##### Records shown #####
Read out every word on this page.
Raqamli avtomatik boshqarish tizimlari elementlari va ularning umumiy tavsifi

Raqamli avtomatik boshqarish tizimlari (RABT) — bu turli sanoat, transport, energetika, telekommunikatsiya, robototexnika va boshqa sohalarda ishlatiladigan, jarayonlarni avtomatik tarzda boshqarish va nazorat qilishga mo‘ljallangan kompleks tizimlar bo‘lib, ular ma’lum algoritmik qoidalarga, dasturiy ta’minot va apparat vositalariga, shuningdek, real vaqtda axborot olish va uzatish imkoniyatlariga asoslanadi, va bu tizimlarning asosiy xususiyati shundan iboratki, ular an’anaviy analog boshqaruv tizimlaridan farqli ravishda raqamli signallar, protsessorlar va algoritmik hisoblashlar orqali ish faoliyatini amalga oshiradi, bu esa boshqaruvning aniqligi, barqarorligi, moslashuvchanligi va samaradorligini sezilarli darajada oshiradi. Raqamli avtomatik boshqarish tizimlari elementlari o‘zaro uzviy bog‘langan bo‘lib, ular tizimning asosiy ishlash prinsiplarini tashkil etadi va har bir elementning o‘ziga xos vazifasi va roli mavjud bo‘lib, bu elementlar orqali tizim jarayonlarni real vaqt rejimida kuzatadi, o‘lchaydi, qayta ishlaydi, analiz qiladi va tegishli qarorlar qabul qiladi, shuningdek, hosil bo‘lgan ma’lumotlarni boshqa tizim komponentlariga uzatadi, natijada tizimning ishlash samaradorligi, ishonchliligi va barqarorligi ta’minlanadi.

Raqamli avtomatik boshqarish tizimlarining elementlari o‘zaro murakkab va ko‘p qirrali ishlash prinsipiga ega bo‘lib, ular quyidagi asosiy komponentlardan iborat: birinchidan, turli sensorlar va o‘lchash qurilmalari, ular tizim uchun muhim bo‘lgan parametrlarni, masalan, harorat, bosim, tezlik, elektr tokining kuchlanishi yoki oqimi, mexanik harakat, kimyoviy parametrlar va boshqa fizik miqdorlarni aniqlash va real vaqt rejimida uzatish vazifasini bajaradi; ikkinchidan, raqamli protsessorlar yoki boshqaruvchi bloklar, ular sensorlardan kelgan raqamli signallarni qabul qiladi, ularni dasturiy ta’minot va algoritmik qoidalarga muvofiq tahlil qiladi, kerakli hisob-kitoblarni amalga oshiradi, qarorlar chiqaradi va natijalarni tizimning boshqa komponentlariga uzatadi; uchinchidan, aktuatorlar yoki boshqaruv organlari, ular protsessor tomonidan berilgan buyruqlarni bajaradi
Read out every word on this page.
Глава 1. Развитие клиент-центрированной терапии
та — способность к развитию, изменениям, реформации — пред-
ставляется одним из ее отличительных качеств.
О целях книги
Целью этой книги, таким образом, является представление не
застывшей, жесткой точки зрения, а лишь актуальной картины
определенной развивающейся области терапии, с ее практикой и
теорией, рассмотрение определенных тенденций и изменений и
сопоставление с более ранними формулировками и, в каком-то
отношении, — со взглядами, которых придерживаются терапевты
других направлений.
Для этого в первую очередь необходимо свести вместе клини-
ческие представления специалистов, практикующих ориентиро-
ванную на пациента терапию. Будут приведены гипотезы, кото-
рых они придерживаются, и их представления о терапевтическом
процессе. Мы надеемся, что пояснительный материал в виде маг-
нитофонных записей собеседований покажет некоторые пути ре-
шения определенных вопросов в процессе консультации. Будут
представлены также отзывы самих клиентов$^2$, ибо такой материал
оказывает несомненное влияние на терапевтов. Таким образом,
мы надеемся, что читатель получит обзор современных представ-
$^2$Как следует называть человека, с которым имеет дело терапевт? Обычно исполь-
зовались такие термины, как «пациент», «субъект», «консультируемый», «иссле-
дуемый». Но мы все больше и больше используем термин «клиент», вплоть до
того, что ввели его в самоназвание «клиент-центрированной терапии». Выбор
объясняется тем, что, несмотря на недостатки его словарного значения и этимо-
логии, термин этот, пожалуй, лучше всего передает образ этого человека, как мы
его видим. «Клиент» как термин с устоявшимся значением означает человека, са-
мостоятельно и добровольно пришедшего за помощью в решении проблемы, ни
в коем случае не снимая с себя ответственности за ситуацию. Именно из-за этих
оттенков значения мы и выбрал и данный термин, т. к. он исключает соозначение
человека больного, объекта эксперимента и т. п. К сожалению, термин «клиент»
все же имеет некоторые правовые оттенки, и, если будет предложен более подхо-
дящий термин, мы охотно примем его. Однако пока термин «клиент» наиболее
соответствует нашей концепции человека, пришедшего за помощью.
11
#####
Short task.
Take the listing above and write it out again exactly.

Result for this exercise.
Read out every word on this page.
Raqamli avtomatik boshqarish tizimlari elementlari va ularning umumiy tavsifi

Raqamli avtomatik boshqarish tizimlari (RABT) — bu turli sanoat, transport, energetika, telekommunikatsiya, robototexnika va boshqa sohalarda ishlatiladigan, jarayonlarni avtomatik tarzda boshqarish va nazorat qilishga mo‘ljallangan kompleks tizimlar bo‘lib, ular ma’lum algoritmik qoidalarga, dasturiy ta’minot va apparat vositalariga, shuningdek, real vaqtda axborot olish va uzatish imkoniyatlariga asoslanadi, va bu tizimlarning asosiy xususiyati shundan iboratki, ular an’anaviy analog boshqaruv tizimlaridan farqli ravishda raqamli signallar, protsessorlar va algoritmik hisoblashlar orqali ish faoliyatini amalga oshiradi, bu esa boshqaruvning aniqligi, barqarorligi, moslashuvchanligi va samaradorligini sezilarli darajada oshiradi. Raqamli avtomatik boshqarish tizimlari elementlari o‘zaro uzviy bog‘langan bo‘lib, ular tizimning asosiy ishlash prinsiplarini tashkil etadi va har bir elementning o‘ziga xos vazifasi va roli mavjud bo‘lib, bu elementlar orqali tizim jarayonlarni real vaqt rejimida kuzatadi, o‘lchaydi, qayta ishlaydi, analiz qiladi va tegishli qarorlar qabul qiladi, shuningdek, hosil bo‘lgan ma’lumotlarni boshqa tizim komponentlariga uzatadi, natijada tizimning ishlash samaradorligi, ishonchliligi va barqarorligi ta’minlanadi.

Raqamli avtomatik boshqarish tizimlarining elementlari o‘zaro murakkab va ko‘p qirrali ishlash prinsipiga ega bo‘lib, ular quyidagi asosiy komponentlardan iborat: birinchidan, turli sensorlar va o‘lchash qurilmalari, ular tizim uchun muhim bo‘lgan parametrlarni, masalan, harorat, bosim, tezlik, elektr tokining kuchlanishi yoki oqimi, mexanik harakat, kimyoviy parametrlar va boshqa fizik miqdorlarni aniqlash va real vaqt rejimida uzatish vazifasini bajaradi; ikkinchidan, raqamli protsessorlar yoki boshqaruvchi bloklar, ular sensorlardan kelgan raqamli signallarni qabul qiladi, ularni dasturiy ta’minot va algoritmik qoidalarga muvofiq tahlil qiladi, kerakli hisob-kitoblarni amalga oshiradi, qarorlar chiqaradi va natijalarni tizimning boshqa komponentlariga uzatadi; uchinchidan, aktuatorlar yoki boshqaruv organlari, ular protsessor tomonidan berilgan buyruqlarni bajaradi
Read out every word on this page.
Глава 1. Развитие клиент-центрированной терапии
та — способность к развитию, изменениям, реформации — пред-
ставляется одним из ее отличительных качеств.
О целях книги
Целью этой книги, таким образом, является представление не
застывшей, жесткой точки зрения, а лишь актуальной картины
определенной развивающейся области терапии, с ее практикой и
теорией, рассмотрение определенных тенденций и изменений и
сопоставление с более ранними формулировками и, в каком-то
отношении, — со взглядами, которых придерживаются терапевты
других направлений.
Для этого в первую очередь необходимо свести вместе клини-
ческие представления специалистов, практикующих ориентиро-
ванную на пациента терапию. Будут приведены гипотезы, кото-
рых они придерживаются, и их представления о терапевтическом
процессе. Мы надеемся, что пояснительный материал в виде маг-
нитофонных записей собеседований покажет некоторые пути ре-
шения определенных вопросов в процессе консультации. Будут
представлены также отзывы самих клиентов$^2$, ибо такой материал
оказывает несомненное влияние на терапевтов. Таким образом,
мы надеемся, что читатель получит обзор современных представ-
$^2$Как следует называть человека, с которым имеет дело терапевт? Обычно исполь-
зовались такие термины, как «пациент», «субъект», «консультируемый», «иссле-
дуемый». Но мы все больше и больше используем термин «клиент», вплоть до
того, что ввели его в самоназвание «клиент-центрированной терапии». Выбор
объясняется тем, что, несмотря на недостатки его словарного значения и этимо-
логии, термин этот, пожалуй, лучше всего передает образ этого человека, как мы
его видим. «Клиент» как термин с устоявшимся значением означает человека, са-
мостоятельно и добровольно пришедшего за помощью в решении проблемы, ни
в коем случае не снимая с себя ответственности за ситуацию. Именно из-за этих
оттенков значения мы и выбрал и данный термин, т. к. он исключает соозначение
человека больного, объекта эксперимента и т. п. К сожалению, термин «клиент»
все же имеет некоторые правовые оттенки, и, если будет предложен более подхо-
дящий термин, мы охотно примем его. Однако пока термин «клиент» наиболее
соответствует нашей концепции человека, пришедшего за помощью.
11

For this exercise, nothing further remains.